TASK INSTRUCTIONS
Send back all the data below, exactly as given.

---*---

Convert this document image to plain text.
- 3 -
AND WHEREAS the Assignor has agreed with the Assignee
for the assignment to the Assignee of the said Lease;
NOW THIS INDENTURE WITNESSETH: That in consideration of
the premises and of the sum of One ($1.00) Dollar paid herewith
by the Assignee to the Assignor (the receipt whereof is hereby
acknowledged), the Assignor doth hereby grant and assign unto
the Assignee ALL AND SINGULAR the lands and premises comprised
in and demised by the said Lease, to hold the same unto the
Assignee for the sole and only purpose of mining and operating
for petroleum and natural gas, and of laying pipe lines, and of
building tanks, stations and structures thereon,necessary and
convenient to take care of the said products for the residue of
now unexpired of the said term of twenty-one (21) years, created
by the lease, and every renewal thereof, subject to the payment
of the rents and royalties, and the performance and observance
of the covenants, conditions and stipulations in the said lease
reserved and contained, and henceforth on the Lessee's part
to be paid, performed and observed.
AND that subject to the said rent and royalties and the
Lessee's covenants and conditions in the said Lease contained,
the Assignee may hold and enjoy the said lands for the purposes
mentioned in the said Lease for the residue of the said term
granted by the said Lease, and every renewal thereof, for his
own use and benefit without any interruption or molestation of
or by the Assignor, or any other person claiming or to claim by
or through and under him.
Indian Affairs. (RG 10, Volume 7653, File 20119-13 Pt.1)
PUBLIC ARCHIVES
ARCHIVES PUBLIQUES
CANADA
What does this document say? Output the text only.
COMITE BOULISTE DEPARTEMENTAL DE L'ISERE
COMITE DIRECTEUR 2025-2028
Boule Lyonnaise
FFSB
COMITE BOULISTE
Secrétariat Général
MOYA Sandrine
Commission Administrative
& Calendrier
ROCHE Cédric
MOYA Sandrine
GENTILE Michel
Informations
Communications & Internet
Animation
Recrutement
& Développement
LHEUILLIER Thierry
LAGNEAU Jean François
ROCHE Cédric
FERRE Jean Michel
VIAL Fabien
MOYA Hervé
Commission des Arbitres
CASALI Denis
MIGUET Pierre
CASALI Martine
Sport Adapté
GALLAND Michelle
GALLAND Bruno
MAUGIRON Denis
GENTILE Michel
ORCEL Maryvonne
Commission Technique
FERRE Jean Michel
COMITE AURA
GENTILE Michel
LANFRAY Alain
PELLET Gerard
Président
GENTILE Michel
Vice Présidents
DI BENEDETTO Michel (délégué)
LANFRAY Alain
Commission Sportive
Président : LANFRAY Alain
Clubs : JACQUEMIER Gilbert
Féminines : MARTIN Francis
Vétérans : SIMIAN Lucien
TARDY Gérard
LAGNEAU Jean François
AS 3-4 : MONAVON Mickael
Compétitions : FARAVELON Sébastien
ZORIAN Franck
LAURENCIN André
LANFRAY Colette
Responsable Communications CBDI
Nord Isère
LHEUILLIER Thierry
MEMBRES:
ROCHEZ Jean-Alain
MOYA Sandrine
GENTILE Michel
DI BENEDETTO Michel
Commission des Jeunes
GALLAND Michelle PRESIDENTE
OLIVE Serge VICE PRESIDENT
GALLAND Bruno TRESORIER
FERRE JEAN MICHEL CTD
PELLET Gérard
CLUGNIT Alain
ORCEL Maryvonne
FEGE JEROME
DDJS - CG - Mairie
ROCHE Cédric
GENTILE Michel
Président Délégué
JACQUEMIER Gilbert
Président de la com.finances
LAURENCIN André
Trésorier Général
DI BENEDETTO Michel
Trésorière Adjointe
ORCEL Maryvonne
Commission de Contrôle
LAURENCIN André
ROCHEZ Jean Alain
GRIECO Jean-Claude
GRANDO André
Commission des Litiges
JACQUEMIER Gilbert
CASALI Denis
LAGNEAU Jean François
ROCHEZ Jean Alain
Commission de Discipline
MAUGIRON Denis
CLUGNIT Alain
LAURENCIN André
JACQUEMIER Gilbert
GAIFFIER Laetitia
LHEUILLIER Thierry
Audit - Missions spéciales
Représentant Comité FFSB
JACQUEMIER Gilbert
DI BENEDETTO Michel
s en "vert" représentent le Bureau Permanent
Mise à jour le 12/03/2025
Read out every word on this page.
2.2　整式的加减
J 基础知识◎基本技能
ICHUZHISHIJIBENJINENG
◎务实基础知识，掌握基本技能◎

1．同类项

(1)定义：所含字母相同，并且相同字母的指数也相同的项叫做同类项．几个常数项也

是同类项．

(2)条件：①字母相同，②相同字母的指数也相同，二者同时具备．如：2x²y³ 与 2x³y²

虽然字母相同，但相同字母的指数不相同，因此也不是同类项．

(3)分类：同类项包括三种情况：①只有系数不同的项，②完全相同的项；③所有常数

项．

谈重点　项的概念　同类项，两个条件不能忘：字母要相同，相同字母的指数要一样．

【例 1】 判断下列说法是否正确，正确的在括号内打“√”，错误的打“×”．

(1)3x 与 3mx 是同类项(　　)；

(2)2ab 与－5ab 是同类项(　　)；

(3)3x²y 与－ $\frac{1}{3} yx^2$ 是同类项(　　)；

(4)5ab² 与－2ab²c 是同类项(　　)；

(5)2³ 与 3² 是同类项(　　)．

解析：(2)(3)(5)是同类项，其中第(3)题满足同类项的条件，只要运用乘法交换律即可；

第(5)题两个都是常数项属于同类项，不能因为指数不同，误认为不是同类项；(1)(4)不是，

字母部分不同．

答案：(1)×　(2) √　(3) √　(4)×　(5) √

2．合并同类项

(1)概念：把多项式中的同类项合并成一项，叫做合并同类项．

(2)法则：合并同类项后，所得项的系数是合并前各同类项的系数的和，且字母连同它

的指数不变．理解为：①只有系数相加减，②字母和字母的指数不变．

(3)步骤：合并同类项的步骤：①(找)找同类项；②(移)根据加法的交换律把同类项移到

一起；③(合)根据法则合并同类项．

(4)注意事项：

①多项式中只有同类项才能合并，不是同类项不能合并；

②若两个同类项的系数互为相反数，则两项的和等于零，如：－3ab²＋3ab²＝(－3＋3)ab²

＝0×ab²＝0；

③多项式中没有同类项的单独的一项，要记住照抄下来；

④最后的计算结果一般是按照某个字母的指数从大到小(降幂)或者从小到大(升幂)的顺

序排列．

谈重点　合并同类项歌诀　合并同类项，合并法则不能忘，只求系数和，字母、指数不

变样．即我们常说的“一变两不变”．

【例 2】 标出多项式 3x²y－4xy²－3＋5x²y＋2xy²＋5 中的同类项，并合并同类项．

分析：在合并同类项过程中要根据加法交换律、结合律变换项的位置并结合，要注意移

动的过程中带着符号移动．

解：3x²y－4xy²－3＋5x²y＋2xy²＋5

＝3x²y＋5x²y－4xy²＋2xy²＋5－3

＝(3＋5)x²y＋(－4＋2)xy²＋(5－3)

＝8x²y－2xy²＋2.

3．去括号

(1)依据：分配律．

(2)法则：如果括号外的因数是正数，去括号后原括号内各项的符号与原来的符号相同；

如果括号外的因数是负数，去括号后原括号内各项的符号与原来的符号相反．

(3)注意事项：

---*---

FULL ANSWER
Convert this document image to plain text.
- 3 -
AND WHEREAS the Assignor has agreed with the Assignee
for the assignment to the Assignee of the said Lease;
NOW THIS INDENTURE WITNESSETH: That in consideration of
the premises and of the sum of One ($1.00) Dollar paid herewith
by the Assignee to the Assignor (the receipt whereof is hereby
acknowledged), the Assignor doth hereby grant and assign unto
the Assignee ALL AND SINGULAR the lands and premises comprised
in and demised by the said Lease, to hold the same unto the
Assignee for the sole and only purpose of mining and operating
for petroleum and natural gas, and of laying pipe lines, and of
building tanks, stations and structures thereon,necessary and
convenient to take care of the said products for the residue of
now unexpired of the said term of twenty-one (21) years, created
by the lease, and every renewal thereof, subject to the payment
of the rents and royalties, and the performance and observance
of the covenants, conditions and stipulations in the said lease
reserved and contained, and henceforth on the Lessee's part
to be paid, performed and observed.
AND that subject to the said rent and royalties and the
Lessee's covenants and conditions in the said Lease contained,
the Assignee may hold and enjoy the said lands for the purposes
mentioned in the said Lease for the residue of the said term
granted by the said Lease, and every renewal thereof, for his
own use and benefit without any interruption or molestation of
or by the Assignor, or any other person claiming or to claim by
or through and under him.
Indian Affairs. (RG 10, Volume 7653, File 20119-13 Pt.1)
PUBLIC ARCHIVES
ARCHIVES PUBLIQUES
CANADA
What does this document say? Output the text only.
COMITE BOULISTE DEPARTEMENTAL DE L'ISERE
COMITE DIRECTEUR 2025-2028
Boule Lyonnaise
FFSB
COMITE BOULISTE
Secrétariat Général
MOYA Sandrine
Commission Administrative
& Calendrier
ROCHE Cédric
MOYA Sandrine
GENTILE Michel
Informations
Communications & Internet
Animation
Recrutement
& Développement
LHEUILLIER Thierry
LAGNEAU Jean François
ROCHE Cédric
FERRE Jean Michel
VIAL Fabien
MOYA Hervé
Commission des Arbitres
CASALI Denis
MIGUET Pierre
CASALI Martine
Sport Adapté
GALLAND Michelle
GALLAND Bruno
MAUGIRON Denis
GENTILE Michel
ORCEL Maryvonne
Commission Technique
FERRE Jean Michel
COMITE AURA
GENTILE Michel
LANFRAY Alain
PELLET Gerard
Président
GENTILE Michel
Vice Présidents
DI BENEDETTO Michel (délégué)
LANFRAY Alain
Commission Sportive
Président : LANFRAY Alain
Clubs : JACQUEMIER Gilbert
Féminines : MARTIN Francis
Vétérans : SIMIAN Lucien
TARDY Gérard
LAGNEAU Jean François
AS 3-4 : MONAVON Mickael
Compétitions : FARAVELON Sébastien
ZORIAN Franck
LAURENCIN André
LANFRAY Colette
Responsable Communications CBDI
Nord Isère
LHEUILLIER Thierry
MEMBRES:
ROCHEZ Jean-Alain
MOYA Sandrine
GENTILE Michel
DI BENEDETTO Michel
Commission des Jeunes
GALLAND Michelle PRESIDENTE
OLIVE Serge VICE PRESIDENT
GALLAND Bruno TRESORIER
FERRE JEAN MICHEL CTD
PELLET Gérard
CLUGNIT Alain
ORCEL Maryvonne
FEGE JEROME
DDJS - CG - Mairie
ROCHE Cédric
GENTILE Michel
Président Délégué
JACQUEMIER Gilbert
Président de la com.finances
LAURENCIN André
Trésorier Général
DI BENEDETTO Michel
Trésorière Adjointe
ORCEL Maryvonne
Commission de Contrôle
LAURENCIN André
ROCHEZ Jean Alain
GRIECO Jean-Claude
GRANDO André
Commission des Litiges
JACQUEMIER Gilbert
CASALI Denis
LAGNEAU Jean François
ROCHEZ Jean Alain
Commission de Discipline
MAUGIRON Denis
CLUGNIT Alain
LAURENCIN André
JACQUEMIER Gilbert
GAIFFIER Laetitia
LHEUILLIER Thierry
Audit - Missions spéciales
Représentant Comité FFSB
JACQUEMIER Gilbert
DI BENEDETTO Michel
s en "vert" représentent le Bureau Permanent
Mise à jour le 12/03/2025
Read out every word on this page.
2.2　整式的加减
J 基础知识◎基本技能
ICHUZHISHIJIBENJINENG
◎务实基础知识，掌握基本技能◎

1．同类项

(1)定义：所含字母相同，并且相同字母的指数也相同的项叫做同类项．几个常数项也

是同类项．

(2)条件：①字母相同，②相同字母的指数也相同，二者同时具备．如：2x²y³ 与 2x³y²

虽然字母相同，但相同字母的指数不相同，因此也不是同类项．

(3)分类：同类项包括三种情况：①只有系数不同的项，②完全相同的项；③所有常数

项．

谈重点　项的概念　同类项，两个条件不能忘：字母要相同，相同字母的指数要一样．

【例 1】 判断下列说法是否正确，正确的在括号内打“√”，错误的打“×”．

(1)3x 与 3mx 是同类项(　　)；

(2)2ab 与－5ab 是同类项(　　)；

(3)3x²y 与－ $\frac{1}{3} yx^2$ 是同类项(　　)；

(4)5ab² 与－2ab²c 是同类项(　　)；

(5)2³ 与 3² 是同类项(　　)．

解析：(2)(3)(5)是同类项，其中第(3)题满足同类项的条件，只要运用乘法交换律即可；

第(5)题两个都是常数项属于同类项，不能因为指数不同，误认为不是同类项；(1)(4)不是，

字母部分不同．

答案：(1)×　(2) √　(3) √　(4)×　(5) √

2．合并同类项

(1)概念：把多项式中的同类项合并成一项，叫做合并同类项．

(2)法则：合并同类项后，所得项的系数是合并前各同类项的系数的和，且字母连同它

的指数不变．理解为：①只有系数相加减，②字母和字母的指数不变．

(3)步骤：合并同类项的步骤：①(找)找同类项；②(移)根据加法的交换律把同类项移到

一起；③(合)根据法则合并同类项．

(4)注意事项：

①多项式中只有同类项才能合并，不是同类项不能合并；

②若两个同类项的系数互为相反数，则两项的和等于零，如：－3ab²＋3ab²＝(－3＋3)ab²

＝0×ab²＝0；

③多项式中没有同类项的单独的一项，要记住照抄下来；

④最后的计算结果一般是按照某个字母的指数从大到小(降幂)或者从小到大(升幂)的顺

序排列．

谈重点　合并同类项歌诀　合并同类项，合并法则不能忘，只求系数和，字母、指数不

变样．即我们常说的“一变两不变”．

【例 2】 标出多项式 3x²y－4xy²－3＋5x²y＋2xy²＋5 中的同类项，并合并同类项．

分析：在合并同类项过程中要根据加法交换律、结合律变换项的位置并结合，要注意移

动的过程中带着符号移动．

解：3x²y－4xy²－3＋5x²y＋2xy²＋5

＝3x²y＋5x²y－4xy²＋2xy²＋5－3

＝(3＋5)x²y＋(－4＋2)xy²＋(5－3)

＝8x²y－2xy²＋2.

3．去括号

(1)依据：分配律．

(2)法则：如果括号外的因数是正数，去括号后原括号内各项的符号与原来的符号相同；

如果括号外的因数是负数，去括号后原括号内各项的符号与原来的符号相反．

(3)注意事项：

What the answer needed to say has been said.